• **GOAL**: Copy all of the material exactly. Pictures are not to appear in the copy.

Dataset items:
══════════════════════════════
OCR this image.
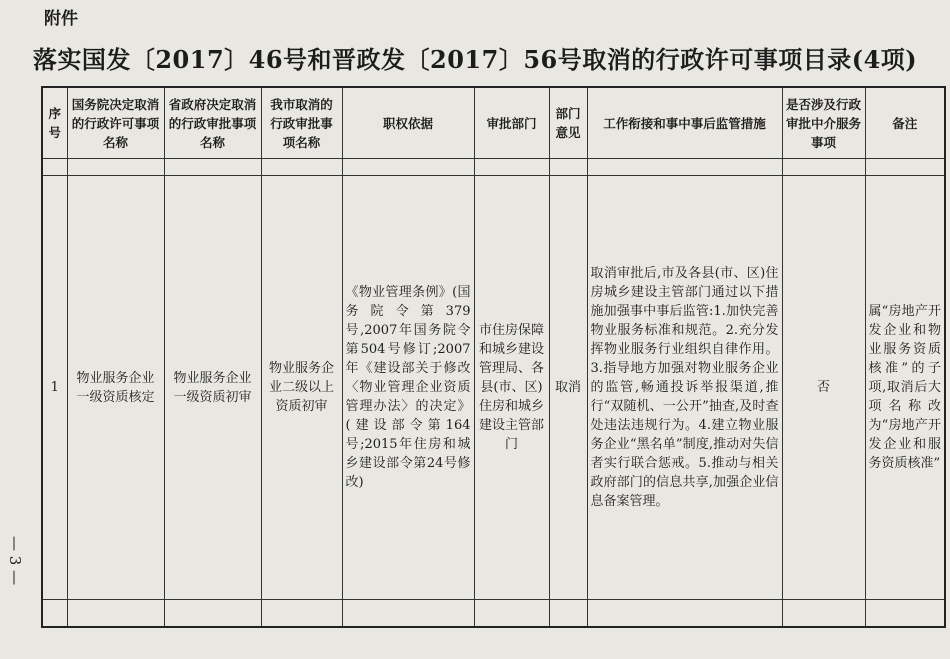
附件
落实国发〔2017〕46号和晋政发〔2017〕56号取消的行政许可事项目录(4项)
— 3 —
序号	国务院决定取消的行政许可事项名称	省政府决定取消的行政审批事项名称	我市取消的行政审批事项名称	职权依据	审批部门	部门意见	工作衔接和事中事后监管措施	是否涉及行政审批中介服务事项	备注

1	物业服务企业一级资质核定	物业服务企业一级资质初审	物业服务企业二级以上资质初审	《物业管理条例》(国务院令第379号,2007年国务院令第504号修订;2007年《建设部关于修改〈物业管理企业资质管理办法〉的决定》(建设部令第164号;2015年住房和城乡建设部令第24号修改)	市住房保障和城乡建设管理局、各县(市、区)住房和城乡建设主管部门	取消	取消审批后,市及各县(市、区)住房城乡建设主管部门通过以下措施加强事中事后监管:1.加快完善物业服务标准和规范。2.充分发挥物业服务行业组织自律作用。3.指导地方加强对物业服务企业的监管,畅通投诉举报渠道,推行“双随机、一公开”抽查,及时查处违法违规行为。4.建立物业服务企业“黑名单”制度,推动对失信者实行联合惩戒。5.推动与相关政府部门的信息共享,加强企业信息备案管理。	否	属“房地产开发企业和物业服务资质核准”的子项,取消后大项名称改为“房地产开发企业和服务资质核准”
══════════════════════════════
• **TASK OUTPUT**:
OCR this image.
附件
落实国发〔2017〕46号和晋政发〔2017〕56号取消的行政许可事项目录(4项)
— 3 —
序号	国务院决定取消的行政许可事项名称	省政府决定取消的行政审批事项名称	我市取消的行政审批事项名称	职权依据	审批部门	部门意见	工作衔接和事中事后监管措施	是否涉及行政审批中介服务事项	备注

1	物业服务企业一级资质核定	物业服务企业一级资质初审	物业服务企业二级以上资质初审	《物业管理条例》(国务院令第379号,2007年国务院令第504号修订;2007年《建设部关于修改〈物业管理企业资质管理办法〉的决定》(建设部令第164号;2015年住房和城乡建设部令第24号修改)	市住房保障和城乡建设管理局、各县(市、区)住房和城乡建设主管部门	取消	取消审批后,市及各县(市、区)住房城乡建设主管部门通过以下措施加强事中事后监管:1.加快完善物业服务标准和规范。2.充分发挥物业服务行业组织自律作用。3.指导地方加强对物业服务企业的监管,畅通投诉举报渠道,推行“双随机、一公开”抽查,及时查处违法违规行为。4.建立物业服务企业“黑名单”制度,推动对失信者实行联合惩戒。5.推动与相关政府部门的信息共享,加强企业信息备案管理。	否	属“房地产开发企业和物业服务资质核准”的子项,取消后大项名称改为“房地产开发企业和服务资质核准”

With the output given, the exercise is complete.